(Data tied to figure images)
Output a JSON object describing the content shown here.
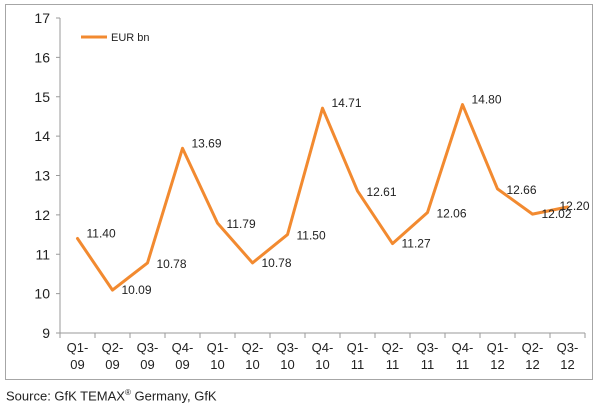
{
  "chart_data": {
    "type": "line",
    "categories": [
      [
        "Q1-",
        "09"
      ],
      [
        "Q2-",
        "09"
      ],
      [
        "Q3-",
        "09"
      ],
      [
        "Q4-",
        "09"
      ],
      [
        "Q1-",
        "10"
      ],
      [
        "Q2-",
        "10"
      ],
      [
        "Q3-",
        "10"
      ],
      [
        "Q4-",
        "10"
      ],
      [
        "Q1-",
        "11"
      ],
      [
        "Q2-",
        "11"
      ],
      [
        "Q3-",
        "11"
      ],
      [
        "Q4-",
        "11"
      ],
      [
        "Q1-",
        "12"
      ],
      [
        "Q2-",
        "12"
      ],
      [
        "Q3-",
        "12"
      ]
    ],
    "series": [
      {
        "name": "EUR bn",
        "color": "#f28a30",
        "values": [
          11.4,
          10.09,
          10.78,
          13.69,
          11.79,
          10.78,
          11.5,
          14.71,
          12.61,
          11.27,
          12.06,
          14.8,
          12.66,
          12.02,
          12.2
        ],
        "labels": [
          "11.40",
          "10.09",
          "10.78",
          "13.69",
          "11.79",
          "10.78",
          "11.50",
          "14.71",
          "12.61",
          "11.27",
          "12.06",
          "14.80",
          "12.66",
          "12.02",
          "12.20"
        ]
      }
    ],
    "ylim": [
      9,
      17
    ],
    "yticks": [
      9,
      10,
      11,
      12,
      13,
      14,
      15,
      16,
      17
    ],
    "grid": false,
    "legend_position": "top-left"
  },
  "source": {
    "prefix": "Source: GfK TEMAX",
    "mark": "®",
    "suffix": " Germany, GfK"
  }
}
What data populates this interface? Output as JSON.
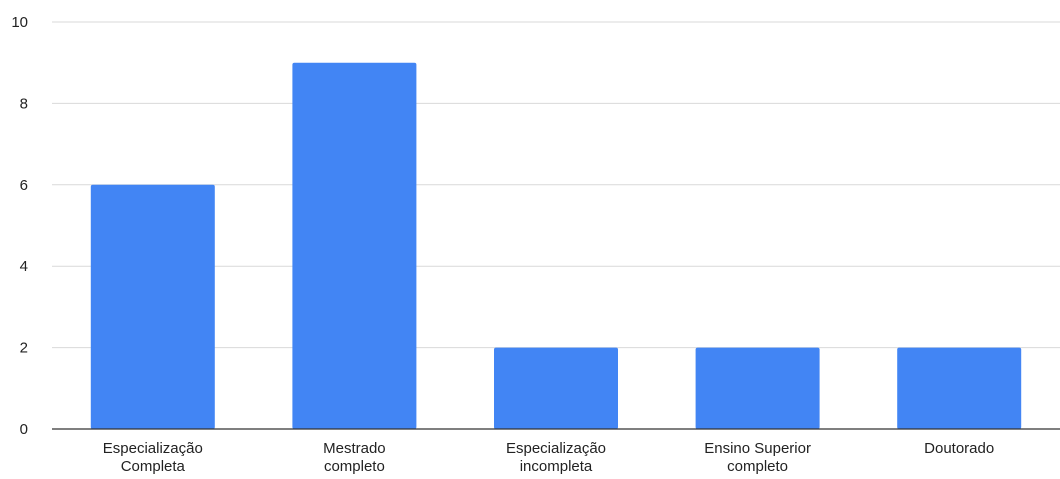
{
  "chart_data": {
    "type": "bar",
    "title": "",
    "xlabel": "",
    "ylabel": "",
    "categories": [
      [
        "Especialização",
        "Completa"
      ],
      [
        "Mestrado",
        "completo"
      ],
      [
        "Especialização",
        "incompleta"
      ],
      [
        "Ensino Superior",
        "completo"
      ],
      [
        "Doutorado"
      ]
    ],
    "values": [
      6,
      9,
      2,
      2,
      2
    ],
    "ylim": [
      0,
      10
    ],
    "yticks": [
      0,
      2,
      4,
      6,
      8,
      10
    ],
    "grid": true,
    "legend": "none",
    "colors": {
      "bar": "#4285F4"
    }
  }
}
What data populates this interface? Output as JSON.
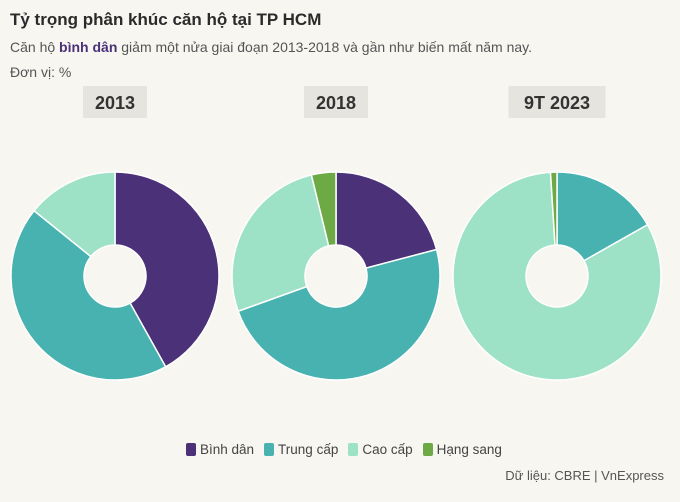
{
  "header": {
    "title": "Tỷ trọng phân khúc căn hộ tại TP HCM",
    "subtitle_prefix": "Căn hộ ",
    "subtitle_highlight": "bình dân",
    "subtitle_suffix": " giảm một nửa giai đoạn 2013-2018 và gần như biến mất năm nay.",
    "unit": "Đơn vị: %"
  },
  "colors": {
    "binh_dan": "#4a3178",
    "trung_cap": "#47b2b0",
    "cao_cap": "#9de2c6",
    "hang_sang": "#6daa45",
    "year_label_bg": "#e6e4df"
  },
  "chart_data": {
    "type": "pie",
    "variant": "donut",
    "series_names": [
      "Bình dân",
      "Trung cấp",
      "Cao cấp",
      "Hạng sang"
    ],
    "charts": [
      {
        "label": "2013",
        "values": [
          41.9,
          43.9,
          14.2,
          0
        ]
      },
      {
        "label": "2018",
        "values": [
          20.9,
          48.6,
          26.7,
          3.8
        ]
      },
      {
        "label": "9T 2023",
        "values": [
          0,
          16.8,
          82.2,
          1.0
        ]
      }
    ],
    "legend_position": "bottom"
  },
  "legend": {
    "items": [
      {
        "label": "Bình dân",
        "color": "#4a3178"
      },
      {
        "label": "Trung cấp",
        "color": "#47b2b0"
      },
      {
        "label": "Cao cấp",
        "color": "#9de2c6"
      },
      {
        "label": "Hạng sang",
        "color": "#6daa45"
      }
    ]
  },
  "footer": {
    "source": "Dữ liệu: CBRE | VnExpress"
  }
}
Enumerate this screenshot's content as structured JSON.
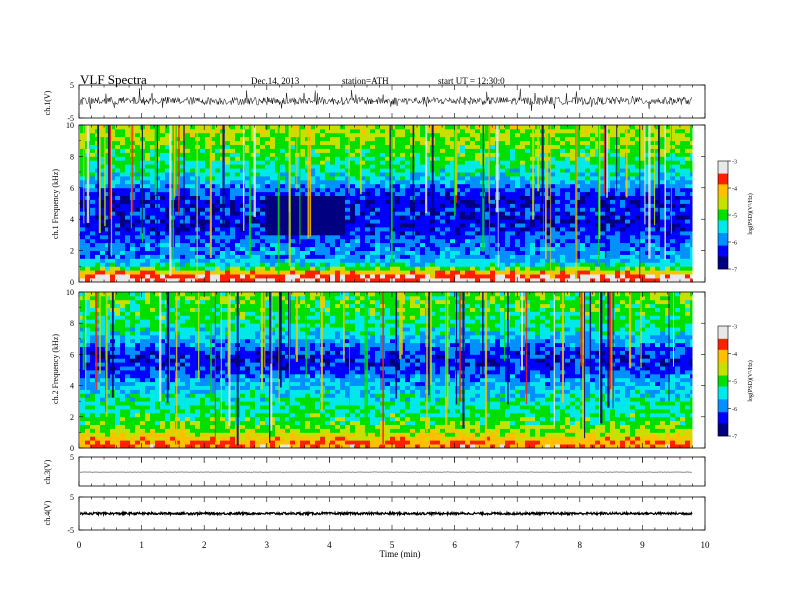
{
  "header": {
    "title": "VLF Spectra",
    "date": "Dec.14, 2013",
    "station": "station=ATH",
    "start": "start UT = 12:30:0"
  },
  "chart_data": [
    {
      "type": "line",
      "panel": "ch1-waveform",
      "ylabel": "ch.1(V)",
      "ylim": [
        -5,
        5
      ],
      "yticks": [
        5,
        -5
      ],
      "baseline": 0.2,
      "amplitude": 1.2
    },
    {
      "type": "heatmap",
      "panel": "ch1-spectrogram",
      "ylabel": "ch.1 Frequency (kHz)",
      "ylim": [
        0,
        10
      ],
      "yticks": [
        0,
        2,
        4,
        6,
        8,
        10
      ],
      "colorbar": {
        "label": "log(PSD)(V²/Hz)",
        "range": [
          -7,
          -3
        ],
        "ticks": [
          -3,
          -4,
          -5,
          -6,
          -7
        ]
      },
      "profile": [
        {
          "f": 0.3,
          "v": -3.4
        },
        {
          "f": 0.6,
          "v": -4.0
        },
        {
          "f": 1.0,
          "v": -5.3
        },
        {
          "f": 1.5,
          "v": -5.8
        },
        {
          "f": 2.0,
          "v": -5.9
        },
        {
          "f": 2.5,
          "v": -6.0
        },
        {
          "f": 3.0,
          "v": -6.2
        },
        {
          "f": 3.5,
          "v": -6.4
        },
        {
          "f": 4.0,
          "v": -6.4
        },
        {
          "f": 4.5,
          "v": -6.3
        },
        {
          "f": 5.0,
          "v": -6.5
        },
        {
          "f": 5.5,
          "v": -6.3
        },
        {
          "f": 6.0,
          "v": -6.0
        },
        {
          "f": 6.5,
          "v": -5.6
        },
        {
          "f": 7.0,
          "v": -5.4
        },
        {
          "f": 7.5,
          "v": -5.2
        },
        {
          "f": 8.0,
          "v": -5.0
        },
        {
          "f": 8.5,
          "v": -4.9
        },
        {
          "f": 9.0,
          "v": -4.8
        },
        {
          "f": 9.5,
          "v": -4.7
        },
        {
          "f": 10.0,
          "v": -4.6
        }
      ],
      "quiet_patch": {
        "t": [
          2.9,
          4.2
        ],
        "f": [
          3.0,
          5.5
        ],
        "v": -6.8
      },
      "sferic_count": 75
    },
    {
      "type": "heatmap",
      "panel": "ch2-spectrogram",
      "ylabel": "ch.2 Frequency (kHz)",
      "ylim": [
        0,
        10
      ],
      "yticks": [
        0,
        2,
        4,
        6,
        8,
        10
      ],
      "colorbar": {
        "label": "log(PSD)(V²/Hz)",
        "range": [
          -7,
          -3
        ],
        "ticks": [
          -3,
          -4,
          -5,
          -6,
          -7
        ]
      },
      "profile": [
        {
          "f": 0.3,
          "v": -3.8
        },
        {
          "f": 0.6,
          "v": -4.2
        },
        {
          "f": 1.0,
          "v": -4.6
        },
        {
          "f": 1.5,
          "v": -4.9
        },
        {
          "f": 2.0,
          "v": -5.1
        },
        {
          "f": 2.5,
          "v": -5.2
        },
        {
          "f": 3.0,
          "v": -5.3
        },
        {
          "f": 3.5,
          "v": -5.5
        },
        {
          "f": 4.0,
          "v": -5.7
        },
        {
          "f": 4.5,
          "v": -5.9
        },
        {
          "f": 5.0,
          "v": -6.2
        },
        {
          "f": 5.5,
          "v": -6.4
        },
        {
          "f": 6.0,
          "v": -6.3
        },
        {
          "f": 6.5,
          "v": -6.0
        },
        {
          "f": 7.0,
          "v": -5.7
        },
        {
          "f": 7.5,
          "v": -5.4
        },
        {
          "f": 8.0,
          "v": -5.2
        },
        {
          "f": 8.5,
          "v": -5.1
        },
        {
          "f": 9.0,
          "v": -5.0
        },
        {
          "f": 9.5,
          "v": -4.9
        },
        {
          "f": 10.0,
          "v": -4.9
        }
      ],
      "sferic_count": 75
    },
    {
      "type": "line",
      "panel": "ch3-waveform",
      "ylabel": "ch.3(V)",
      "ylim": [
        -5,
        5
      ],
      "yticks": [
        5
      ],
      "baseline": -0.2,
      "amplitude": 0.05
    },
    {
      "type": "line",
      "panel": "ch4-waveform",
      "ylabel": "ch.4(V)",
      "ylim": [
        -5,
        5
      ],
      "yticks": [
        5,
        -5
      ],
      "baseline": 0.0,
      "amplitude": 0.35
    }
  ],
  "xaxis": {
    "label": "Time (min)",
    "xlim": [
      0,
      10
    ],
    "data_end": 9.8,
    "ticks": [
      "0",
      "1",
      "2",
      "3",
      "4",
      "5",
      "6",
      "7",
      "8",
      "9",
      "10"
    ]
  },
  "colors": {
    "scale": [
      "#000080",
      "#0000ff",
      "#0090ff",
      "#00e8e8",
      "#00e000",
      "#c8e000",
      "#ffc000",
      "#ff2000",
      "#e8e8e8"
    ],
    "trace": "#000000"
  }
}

§ **Job**
Tell how many lines include "panel". The number is the whole answer.

§ **Task solution**
5